_Provided entries_.
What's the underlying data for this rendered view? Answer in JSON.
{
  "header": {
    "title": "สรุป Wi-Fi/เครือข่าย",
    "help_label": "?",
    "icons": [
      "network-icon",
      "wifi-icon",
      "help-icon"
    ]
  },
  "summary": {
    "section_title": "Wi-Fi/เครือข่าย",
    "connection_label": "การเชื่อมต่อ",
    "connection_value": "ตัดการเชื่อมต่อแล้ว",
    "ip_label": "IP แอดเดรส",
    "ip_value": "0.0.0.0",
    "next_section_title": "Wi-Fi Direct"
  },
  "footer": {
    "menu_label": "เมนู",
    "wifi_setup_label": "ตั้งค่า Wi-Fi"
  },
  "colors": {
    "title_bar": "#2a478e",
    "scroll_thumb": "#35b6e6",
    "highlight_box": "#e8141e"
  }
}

_What is needed_.
Transcribe all of the entries without altering anything.

_Answer to the exercise_.
What's the underlying data for this rendered view? Answer in JSON.
{
  "header": {
    "title": "สรุป Wi-Fi/เครือข่าย",
    "help_label": "?",
    "icons": [
      "network-icon",
      "wifi-icon",
      "help-icon"
    ]
  },
  "summary": {
    "section_title": "Wi-Fi/เครือข่าย",
    "connection_label": "การเชื่อมต่อ",
    "connection_value": "ตัดการเชื่อมต่อแล้ว",
    "ip_label": "IP แอดเดรส",
    "ip_value": "0.0.0.0",
    "next_section_title": "Wi-Fi Direct"
  },
  "footer": {
    "menu_label": "เมนู",
    "wifi_setup_label": "ตั้งค่า Wi-Fi"
  },
  "colors": {
    "title_bar": "#2a478e",
    "scroll_thumb": "#35b6e6",
    "highlight_box": "#e8141e"
  }
}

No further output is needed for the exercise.